Print all of the entries exactly, minus the pictures.

▸ **Information supplied**
....

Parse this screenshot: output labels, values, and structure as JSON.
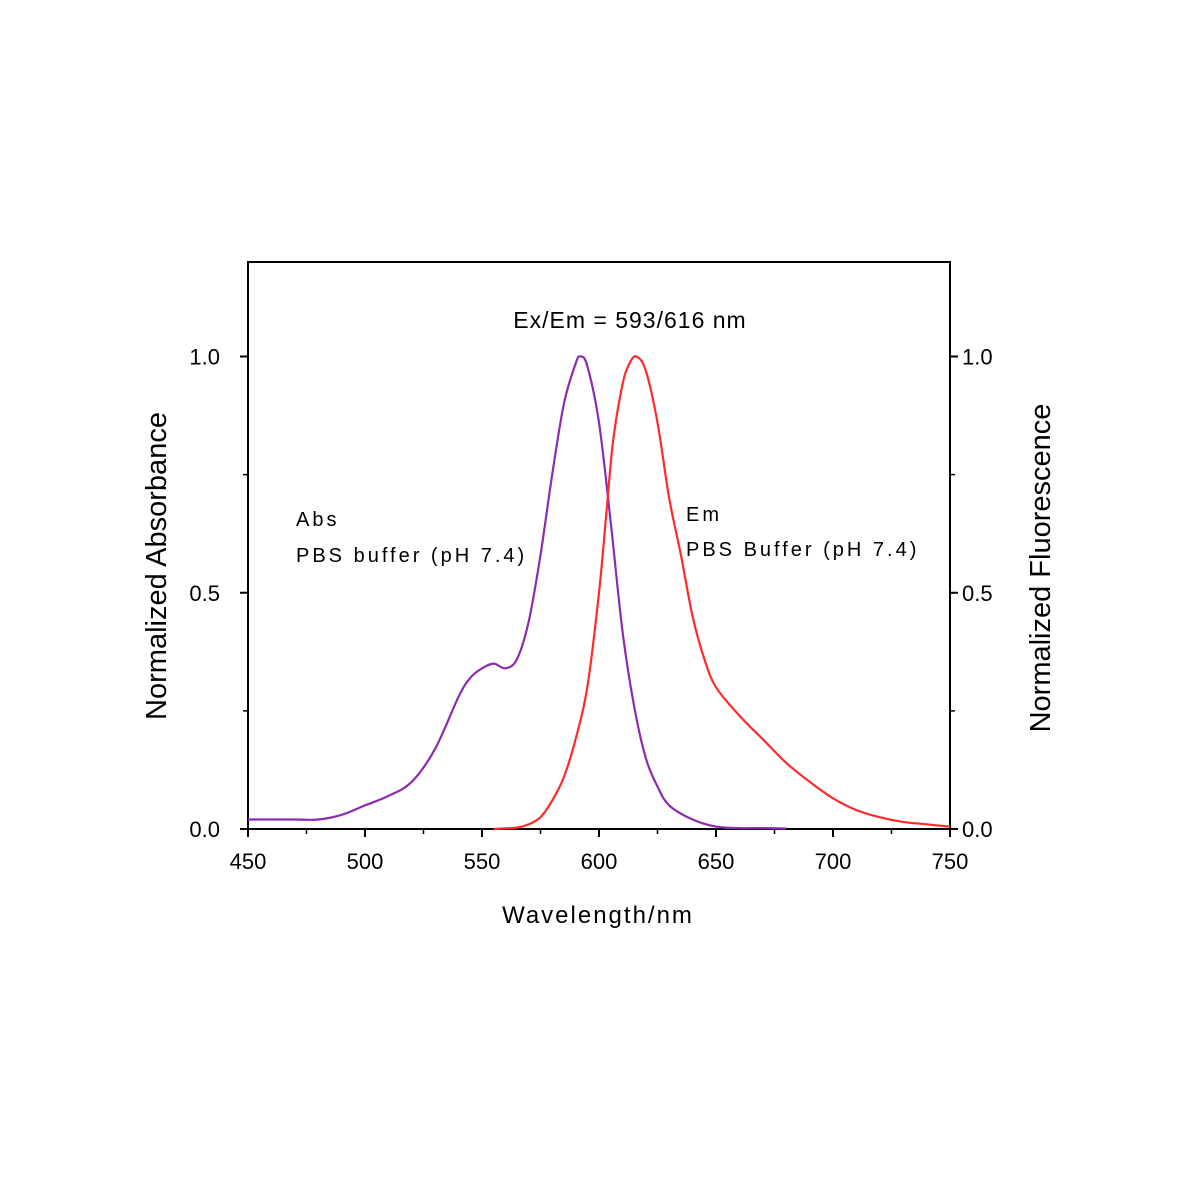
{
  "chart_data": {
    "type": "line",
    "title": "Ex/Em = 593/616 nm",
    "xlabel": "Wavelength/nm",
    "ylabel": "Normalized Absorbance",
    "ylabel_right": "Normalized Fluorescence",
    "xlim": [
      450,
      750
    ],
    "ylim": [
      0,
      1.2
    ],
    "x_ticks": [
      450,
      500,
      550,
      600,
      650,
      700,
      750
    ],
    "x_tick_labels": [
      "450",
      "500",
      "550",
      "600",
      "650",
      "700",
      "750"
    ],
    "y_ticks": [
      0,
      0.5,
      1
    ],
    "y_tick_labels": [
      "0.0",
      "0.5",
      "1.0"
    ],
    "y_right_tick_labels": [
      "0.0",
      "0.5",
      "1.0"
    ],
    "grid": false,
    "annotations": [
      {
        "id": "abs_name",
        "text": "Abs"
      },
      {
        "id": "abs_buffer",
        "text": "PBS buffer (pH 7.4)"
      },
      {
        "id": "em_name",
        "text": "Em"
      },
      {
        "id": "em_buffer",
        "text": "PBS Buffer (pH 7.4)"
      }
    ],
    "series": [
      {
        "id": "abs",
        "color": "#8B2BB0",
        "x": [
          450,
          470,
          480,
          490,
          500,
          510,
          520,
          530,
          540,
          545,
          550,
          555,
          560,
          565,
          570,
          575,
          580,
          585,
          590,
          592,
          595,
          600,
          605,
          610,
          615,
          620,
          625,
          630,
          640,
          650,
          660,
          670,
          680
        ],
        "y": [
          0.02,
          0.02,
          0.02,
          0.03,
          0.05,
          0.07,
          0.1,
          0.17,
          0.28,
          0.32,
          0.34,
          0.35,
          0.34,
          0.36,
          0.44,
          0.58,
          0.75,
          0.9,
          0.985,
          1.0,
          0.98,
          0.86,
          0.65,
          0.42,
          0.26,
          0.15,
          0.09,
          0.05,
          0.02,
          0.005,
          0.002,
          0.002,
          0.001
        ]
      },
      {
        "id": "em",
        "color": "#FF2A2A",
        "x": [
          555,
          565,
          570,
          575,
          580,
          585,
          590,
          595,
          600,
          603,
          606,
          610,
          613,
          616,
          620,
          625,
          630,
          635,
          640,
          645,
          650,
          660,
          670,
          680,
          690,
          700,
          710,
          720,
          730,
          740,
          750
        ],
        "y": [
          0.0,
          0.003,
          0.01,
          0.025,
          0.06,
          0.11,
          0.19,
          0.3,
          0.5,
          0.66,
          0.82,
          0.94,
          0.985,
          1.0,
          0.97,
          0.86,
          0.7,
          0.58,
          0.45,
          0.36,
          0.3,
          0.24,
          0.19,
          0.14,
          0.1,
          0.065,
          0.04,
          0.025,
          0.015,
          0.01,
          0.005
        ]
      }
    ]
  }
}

....

▸ **Output for this exercise**
Parse this screenshot: output labels, values, and structure as JSON.
{
  "chart_data": {
    "type": "line",
    "title": "Ex/Em = 593/616 nm",
    "xlabel": "Wavelength/nm",
    "ylabel": "Normalized Absorbance",
    "ylabel_right": "Normalized Fluorescence",
    "xlim": [
      450,
      750
    ],
    "ylim": [
      0,
      1.2
    ],
    "x_ticks": [
      450,
      500,
      550,
      600,
      650,
      700,
      750
    ],
    "x_tick_labels": [
      "450",
      "500",
      "550",
      "600",
      "650",
      "700",
      "750"
    ],
    "y_ticks": [
      0,
      0.5,
      1
    ],
    "y_tick_labels": [
      "0.0",
      "0.5",
      "1.0"
    ],
    "y_right_tick_labels": [
      "0.0",
      "0.5",
      "1.0"
    ],
    "grid": false,
    "annotations": [
      {
        "id": "abs_name",
        "text": "Abs"
      },
      {
        "id": "abs_buffer",
        "text": "PBS buffer (pH 7.4)"
      },
      {
        "id": "em_name",
        "text": "Em"
      },
      {
        "id": "em_buffer",
        "text": "PBS Buffer (pH 7.4)"
      }
    ],
    "series": [
      {
        "id": "abs",
        "color": "#8B2BB0",
        "x": [
          450,
          470,
          480,
          490,
          500,
          510,
          520,
          530,
          540,
          545,
          550,
          555,
          560,
          565,
          570,
          575,
          580,
          585,
          590,
          592,
          595,
          600,
          605,
          610,
          615,
          620,
          625,
          630,
          640,
          650,
          660,
          670,
          680
        ],
        "y": [
          0.02,
          0.02,
          0.02,
          0.03,
          0.05,
          0.07,
          0.1,
          0.17,
          0.28,
          0.32,
          0.34,
          0.35,
          0.34,
          0.36,
          0.44,
          0.58,
          0.75,
          0.9,
          0.985,
          1.0,
          0.98,
          0.86,
          0.65,
          0.42,
          0.26,
          0.15,
          0.09,
          0.05,
          0.02,
          0.005,
          0.002,
          0.002,
          0.001
        ]
      },
      {
        "id": "em",
        "color": "#FF2A2A",
        "x": [
          555,
          565,
          570,
          575,
          580,
          585,
          590,
          595,
          600,
          603,
          606,
          610,
          613,
          616,
          620,
          625,
          630,
          635,
          640,
          645,
          650,
          660,
          670,
          680,
          690,
          700,
          710,
          720,
          730,
          740,
          750
        ],
        "y": [
          0.0,
          0.003,
          0.01,
          0.025,
          0.06,
          0.11,
          0.19,
          0.3,
          0.5,
          0.66,
          0.82,
          0.94,
          0.985,
          1.0,
          0.97,
          0.86,
          0.7,
          0.58,
          0.45,
          0.36,
          0.3,
          0.24,
          0.19,
          0.14,
          0.1,
          0.065,
          0.04,
          0.025,
          0.015,
          0.01,
          0.005
        ]
      }
    ]
  }
}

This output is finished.